**What is asked**
Count every line that has "title" in it and give the total, nothing more.

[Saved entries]
## begin

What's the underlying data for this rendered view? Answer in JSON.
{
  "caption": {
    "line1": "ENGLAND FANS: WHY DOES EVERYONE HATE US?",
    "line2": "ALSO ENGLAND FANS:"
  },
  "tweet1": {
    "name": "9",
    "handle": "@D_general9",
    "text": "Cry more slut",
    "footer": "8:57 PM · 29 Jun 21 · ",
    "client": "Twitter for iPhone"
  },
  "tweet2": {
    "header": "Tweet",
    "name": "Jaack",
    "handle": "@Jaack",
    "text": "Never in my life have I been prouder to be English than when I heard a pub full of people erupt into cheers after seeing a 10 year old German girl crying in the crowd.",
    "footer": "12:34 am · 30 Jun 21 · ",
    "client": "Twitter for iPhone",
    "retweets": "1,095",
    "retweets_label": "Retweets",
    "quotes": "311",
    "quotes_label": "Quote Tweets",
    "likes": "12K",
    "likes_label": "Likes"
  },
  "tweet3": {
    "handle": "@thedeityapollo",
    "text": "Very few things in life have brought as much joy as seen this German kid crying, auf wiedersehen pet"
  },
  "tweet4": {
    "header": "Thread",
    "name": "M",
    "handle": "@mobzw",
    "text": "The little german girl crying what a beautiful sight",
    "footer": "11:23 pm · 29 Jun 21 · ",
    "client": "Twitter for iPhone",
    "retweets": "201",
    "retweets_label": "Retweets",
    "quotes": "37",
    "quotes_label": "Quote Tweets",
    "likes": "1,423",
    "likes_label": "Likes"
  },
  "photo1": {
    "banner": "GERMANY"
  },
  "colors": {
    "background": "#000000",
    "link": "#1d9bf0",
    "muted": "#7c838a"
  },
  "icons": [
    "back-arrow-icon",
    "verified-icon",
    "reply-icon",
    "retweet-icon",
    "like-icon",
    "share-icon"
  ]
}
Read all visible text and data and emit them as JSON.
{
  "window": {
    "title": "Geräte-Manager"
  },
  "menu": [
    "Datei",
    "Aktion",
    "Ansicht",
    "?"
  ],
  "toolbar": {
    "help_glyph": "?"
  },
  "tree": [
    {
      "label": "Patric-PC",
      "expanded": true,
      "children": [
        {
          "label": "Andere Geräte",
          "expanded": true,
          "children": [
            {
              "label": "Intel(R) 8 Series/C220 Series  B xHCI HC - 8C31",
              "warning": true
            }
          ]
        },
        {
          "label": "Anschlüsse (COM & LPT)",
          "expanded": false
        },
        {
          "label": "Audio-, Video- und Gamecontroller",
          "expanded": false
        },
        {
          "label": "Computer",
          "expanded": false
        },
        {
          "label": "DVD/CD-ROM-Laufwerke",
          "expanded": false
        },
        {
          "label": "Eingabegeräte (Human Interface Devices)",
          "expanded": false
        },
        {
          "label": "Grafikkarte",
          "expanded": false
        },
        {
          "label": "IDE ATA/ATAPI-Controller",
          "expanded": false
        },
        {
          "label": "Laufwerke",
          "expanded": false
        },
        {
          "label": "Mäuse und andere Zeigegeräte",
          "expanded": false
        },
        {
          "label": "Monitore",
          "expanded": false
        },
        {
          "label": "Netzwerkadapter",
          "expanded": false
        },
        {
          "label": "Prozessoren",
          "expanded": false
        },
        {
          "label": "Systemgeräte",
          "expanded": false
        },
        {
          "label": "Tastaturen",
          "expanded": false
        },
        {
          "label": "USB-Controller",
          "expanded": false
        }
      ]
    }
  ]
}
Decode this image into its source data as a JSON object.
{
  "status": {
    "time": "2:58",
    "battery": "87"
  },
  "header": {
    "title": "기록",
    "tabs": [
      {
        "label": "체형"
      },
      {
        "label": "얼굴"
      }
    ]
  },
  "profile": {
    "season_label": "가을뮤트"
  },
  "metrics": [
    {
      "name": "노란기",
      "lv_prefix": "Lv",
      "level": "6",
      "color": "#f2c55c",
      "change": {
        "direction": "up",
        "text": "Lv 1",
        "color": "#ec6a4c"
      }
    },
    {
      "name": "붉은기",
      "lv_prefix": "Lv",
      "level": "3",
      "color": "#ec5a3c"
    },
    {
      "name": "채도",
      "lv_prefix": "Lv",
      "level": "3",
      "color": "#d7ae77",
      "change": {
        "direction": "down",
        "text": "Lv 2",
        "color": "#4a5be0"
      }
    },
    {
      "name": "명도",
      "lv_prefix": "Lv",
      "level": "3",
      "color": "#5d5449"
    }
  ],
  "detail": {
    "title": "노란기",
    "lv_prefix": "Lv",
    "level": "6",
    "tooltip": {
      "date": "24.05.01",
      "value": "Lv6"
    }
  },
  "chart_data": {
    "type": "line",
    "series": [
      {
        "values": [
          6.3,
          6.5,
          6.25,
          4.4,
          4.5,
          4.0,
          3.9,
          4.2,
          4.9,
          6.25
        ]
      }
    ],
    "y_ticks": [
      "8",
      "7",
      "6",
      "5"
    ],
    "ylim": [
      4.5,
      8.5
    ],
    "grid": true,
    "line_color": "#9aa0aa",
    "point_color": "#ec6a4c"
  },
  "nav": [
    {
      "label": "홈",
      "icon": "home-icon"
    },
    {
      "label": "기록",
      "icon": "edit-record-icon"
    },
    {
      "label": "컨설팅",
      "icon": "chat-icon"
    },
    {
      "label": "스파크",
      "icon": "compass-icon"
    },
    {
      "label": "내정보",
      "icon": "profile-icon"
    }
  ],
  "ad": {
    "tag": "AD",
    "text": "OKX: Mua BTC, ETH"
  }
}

## end

**Task response**
3